- Directive
Review the material line by line. Identify and copy every line that contains the string "from".

◆ ◆ ◆ ◆ ◆

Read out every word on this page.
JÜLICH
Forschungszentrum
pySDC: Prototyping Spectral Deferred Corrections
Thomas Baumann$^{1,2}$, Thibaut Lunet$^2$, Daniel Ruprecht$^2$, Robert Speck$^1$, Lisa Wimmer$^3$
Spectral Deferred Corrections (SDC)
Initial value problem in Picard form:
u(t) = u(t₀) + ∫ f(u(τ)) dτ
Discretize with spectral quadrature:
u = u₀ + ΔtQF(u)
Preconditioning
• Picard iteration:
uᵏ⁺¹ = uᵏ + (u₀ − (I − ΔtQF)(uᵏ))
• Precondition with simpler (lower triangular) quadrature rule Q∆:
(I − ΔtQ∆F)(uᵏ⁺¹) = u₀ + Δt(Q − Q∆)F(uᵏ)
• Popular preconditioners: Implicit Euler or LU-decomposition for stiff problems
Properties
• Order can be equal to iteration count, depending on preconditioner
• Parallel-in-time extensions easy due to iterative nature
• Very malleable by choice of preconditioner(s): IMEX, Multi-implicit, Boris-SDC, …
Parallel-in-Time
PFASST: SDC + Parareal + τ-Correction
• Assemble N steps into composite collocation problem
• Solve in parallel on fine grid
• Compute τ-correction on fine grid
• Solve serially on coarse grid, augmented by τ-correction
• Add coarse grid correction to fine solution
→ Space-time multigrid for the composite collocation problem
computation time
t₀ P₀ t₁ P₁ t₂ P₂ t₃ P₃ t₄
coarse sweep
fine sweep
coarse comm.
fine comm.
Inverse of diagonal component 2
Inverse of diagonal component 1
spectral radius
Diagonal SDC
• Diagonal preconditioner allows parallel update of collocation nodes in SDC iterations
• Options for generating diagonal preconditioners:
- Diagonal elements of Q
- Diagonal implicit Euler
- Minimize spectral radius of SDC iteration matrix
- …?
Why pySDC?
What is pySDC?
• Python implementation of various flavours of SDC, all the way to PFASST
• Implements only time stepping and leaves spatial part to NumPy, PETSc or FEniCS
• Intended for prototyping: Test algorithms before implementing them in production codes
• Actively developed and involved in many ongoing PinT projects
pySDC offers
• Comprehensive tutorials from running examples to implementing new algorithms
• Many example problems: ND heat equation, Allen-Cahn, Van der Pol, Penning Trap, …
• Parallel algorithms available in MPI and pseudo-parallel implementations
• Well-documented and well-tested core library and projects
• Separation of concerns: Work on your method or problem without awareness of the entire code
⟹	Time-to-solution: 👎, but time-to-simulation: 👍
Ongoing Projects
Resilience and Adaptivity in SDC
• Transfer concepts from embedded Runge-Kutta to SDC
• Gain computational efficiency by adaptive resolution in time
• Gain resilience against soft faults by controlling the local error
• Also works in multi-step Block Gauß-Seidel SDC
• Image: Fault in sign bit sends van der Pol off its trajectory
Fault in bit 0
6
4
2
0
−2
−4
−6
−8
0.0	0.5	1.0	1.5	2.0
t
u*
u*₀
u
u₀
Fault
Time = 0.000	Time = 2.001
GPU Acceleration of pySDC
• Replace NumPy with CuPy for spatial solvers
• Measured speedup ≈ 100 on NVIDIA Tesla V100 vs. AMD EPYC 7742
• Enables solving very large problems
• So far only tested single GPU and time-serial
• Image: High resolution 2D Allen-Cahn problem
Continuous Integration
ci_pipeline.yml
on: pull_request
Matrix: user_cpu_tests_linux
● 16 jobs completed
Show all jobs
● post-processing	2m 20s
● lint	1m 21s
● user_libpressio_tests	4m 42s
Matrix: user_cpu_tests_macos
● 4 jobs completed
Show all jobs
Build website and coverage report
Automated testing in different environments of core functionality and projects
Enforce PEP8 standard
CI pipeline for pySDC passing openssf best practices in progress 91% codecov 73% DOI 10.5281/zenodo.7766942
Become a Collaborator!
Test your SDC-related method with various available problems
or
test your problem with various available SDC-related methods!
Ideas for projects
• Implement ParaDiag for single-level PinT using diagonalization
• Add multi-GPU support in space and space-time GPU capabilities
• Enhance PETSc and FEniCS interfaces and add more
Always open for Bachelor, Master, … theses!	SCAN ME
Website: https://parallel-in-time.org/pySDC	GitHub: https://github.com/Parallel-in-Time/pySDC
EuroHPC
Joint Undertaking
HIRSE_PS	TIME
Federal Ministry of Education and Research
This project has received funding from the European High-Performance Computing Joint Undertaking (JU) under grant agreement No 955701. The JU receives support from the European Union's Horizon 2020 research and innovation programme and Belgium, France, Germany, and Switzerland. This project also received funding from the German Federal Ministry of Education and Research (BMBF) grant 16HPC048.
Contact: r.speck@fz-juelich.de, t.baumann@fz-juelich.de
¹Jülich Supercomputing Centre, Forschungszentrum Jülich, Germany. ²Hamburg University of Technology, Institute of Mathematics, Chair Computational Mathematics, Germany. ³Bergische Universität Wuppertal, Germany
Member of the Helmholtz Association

◆ ◆ ◆ ◆ ◆

- Result
• Comprehensive tutorials from running examples to implementing new algorithms
• Transfer concepts from embedded Runge-Kutta to SDC
This project has received funding from the European High-Performance Computing Joint Undertaking (JU) under grant agreement No 955701. The JU receives support from the European Union's Horizon 2020 research and innovation programme and Belgium, France, Germany, and Switzerland. This project also received funding from the German Federal Ministry of Education and Research (BMBF) grant 16HPC048.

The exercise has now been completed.